• _WRITTEN TASK_: Copy out each line below that has the word "позднѣе" in it.
━━━━━ EXTRACTED INFORMATION
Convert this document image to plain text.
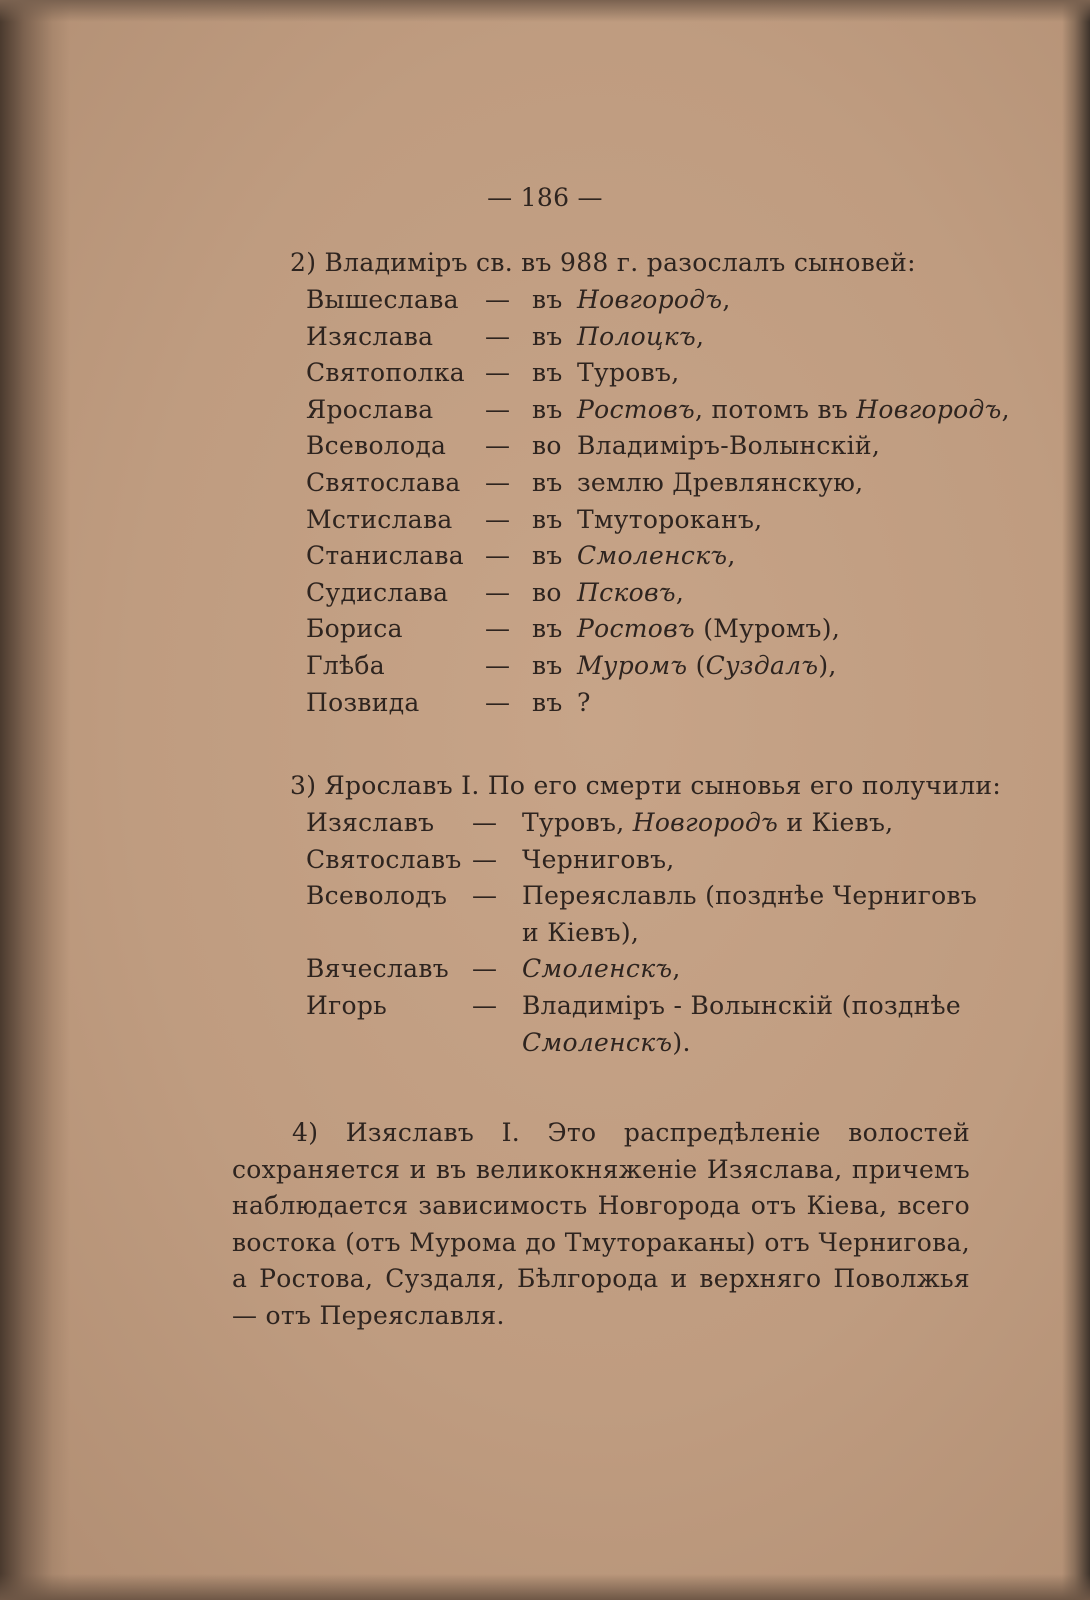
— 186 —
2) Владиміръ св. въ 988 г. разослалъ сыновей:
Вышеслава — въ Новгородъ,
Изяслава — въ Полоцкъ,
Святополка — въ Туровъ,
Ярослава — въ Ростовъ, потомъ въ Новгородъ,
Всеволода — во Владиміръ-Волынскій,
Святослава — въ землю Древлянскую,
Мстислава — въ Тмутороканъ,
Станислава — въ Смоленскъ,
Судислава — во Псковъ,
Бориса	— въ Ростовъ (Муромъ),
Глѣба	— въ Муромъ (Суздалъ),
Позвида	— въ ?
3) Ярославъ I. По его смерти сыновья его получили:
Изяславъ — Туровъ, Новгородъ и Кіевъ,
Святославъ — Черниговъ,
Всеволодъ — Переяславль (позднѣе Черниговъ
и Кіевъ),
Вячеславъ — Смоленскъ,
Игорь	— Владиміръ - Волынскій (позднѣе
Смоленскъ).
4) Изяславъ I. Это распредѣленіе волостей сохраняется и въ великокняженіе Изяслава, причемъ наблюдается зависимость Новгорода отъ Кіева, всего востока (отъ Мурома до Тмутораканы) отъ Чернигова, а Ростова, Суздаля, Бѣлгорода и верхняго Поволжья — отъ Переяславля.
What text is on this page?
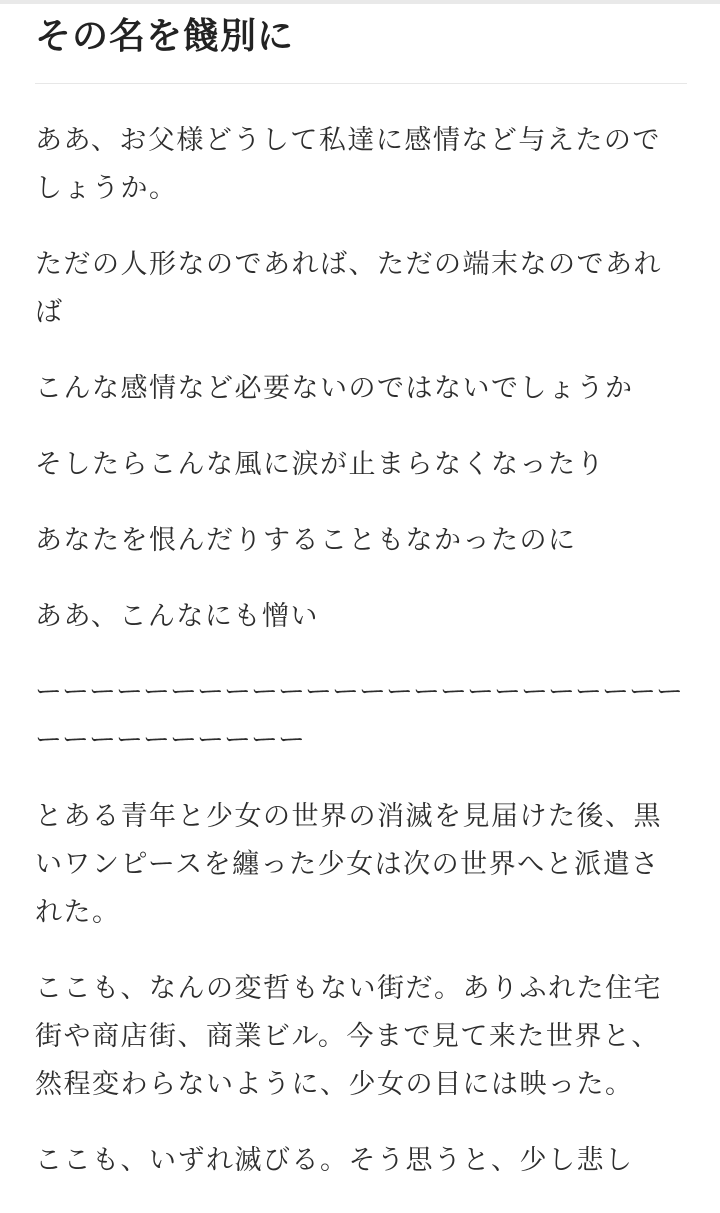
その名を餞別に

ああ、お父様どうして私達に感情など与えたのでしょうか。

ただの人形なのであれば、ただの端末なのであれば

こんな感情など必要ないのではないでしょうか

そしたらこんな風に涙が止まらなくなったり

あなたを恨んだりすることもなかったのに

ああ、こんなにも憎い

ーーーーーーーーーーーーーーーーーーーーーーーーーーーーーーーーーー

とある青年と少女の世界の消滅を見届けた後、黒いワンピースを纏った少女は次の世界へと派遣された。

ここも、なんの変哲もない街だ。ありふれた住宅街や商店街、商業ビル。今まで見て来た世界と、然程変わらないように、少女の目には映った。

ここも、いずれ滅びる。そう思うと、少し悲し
━━━━━━━━━━
• _TASK SOLUTION_:
Всеволодъ — Переяславль (позднѣе Черниговъ
Игорь	— Владиміръ - Волынскій (позднѣе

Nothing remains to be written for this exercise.